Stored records
[Begin]
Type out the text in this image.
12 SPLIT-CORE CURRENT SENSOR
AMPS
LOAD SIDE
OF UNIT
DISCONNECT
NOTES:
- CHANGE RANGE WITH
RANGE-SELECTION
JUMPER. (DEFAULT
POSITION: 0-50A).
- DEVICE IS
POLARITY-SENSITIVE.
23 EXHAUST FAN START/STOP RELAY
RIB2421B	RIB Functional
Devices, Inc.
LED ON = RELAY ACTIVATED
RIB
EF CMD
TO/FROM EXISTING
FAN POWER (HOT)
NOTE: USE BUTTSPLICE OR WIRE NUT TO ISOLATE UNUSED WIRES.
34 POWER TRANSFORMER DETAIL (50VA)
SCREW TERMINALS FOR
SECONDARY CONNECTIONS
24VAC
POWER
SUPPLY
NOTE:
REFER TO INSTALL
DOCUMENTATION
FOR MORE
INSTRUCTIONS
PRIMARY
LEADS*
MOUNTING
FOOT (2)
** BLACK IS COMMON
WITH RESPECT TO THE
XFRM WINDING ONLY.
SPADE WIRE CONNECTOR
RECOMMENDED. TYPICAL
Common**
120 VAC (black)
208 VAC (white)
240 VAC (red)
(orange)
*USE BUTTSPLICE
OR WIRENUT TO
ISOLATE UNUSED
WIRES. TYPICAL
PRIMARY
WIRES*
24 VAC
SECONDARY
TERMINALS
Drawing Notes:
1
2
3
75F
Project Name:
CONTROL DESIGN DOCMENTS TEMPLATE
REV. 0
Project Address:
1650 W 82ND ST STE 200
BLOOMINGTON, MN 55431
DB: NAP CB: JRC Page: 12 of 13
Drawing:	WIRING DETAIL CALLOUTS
[End]
[What to do] Return each line of the data exactly as written above.

[Output]
Type out the text in this image.
12 SPLIT-CORE CURRENT SENSOR
AMPS
LOAD SIDE
OF UNIT
DISCONNECT
NOTES:
- CHANGE RANGE WITH
RANGE-SELECTION
JUMPER. (DEFAULT
POSITION: 0-50A).
- DEVICE IS
POLARITY-SENSITIVE.
23 EXHAUST FAN START/STOP RELAY
RIB2421B	RIB Functional
Devices, Inc.
LED ON = RELAY ACTIVATED
RIB
EF CMD
TO/FROM EXISTING
FAN POWER (HOT)
NOTE: USE BUTTSPLICE OR WIRE NUT TO ISOLATE UNUSED WIRES.
34 POWER TRANSFORMER DETAIL (50VA)
SCREW TERMINALS FOR
SECONDARY CONNECTIONS
24VAC
POWER
SUPPLY
NOTE:
REFER TO INSTALL
DOCUMENTATION
FOR MORE
INSTRUCTIONS
PRIMARY
LEADS*
MOUNTING
FOOT (2)
** BLACK IS COMMON
WITH RESPECT TO THE
XFRM WINDING ONLY.
SPADE WIRE CONNECTOR
RECOMMENDED. TYPICAL
Common**
120 VAC (black)
208 VAC (white)
240 VAC (red)
(orange)
*USE BUTTSPLICE
OR WIRENUT TO
ISOLATE UNUSED
WIRES. TYPICAL
PRIMARY
WIRES*
24 VAC
SECONDARY
TERMINALS
Drawing Notes:
1
2
3
75F
Project Name:
CONTROL DESIGN DOCMENTS TEMPLATE
REV. 0
Project Address:
1650 W 82ND ST STE 200
BLOOMINGTON, MN 55431
DB: NAP CB: JRC Page: 12 of 13
Drawing:	WIRING DETAIL CALLOUTS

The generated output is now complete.